▶ RECORDS:
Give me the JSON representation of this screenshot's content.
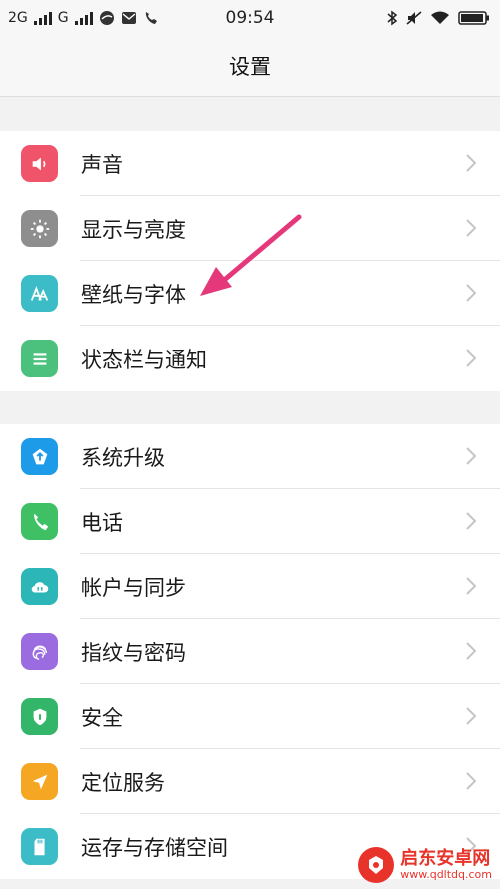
{
  "status_bar": {
    "net1": "2G",
    "net2": "G",
    "time": "09:54"
  },
  "header": {
    "title": "设置"
  },
  "groups": [
    {
      "items": [
        {
          "label": "声音",
          "icon": "speaker-icon",
          "color": "#f0546b"
        },
        {
          "label": "显示与亮度",
          "icon": "brightness-icon",
          "color": "#8e8e8e"
        },
        {
          "label": "壁纸与字体",
          "icon": "font-icon",
          "color": "#3cbcc7"
        },
        {
          "label": "状态栏与通知",
          "icon": "list-icon",
          "color": "#4cc17e"
        }
      ]
    },
    {
      "items": [
        {
          "label": "系统升级",
          "icon": "upgrade-icon",
          "color": "#1e9be8"
        },
        {
          "label": "电话",
          "icon": "phone-icon",
          "color": "#3fc065"
        },
        {
          "label": "帐户与同步",
          "icon": "cloud-sync-icon",
          "color": "#2db6b8"
        },
        {
          "label": "指纹与密码",
          "icon": "fingerprint-icon",
          "color": "#9a6ce0"
        },
        {
          "label": "安全",
          "icon": "shield-icon",
          "color": "#33b56a"
        },
        {
          "label": "定位服务",
          "icon": "location-icon",
          "color": "#f5a623"
        },
        {
          "label": "运存与存储空间",
          "icon": "sd-card-icon",
          "color": "#3cbcc7"
        }
      ]
    }
  ],
  "annotation": {
    "arrow_color": "#e5387a"
  },
  "watermark": {
    "title": "启东安卓网",
    "url": "www.qdltdq.com"
  }
}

▶ WHAT YOU ARE ASKED TO DO:
Write down only how many lines in the listing contain the word "icon".

▶ RESULT OF THE TASK:
11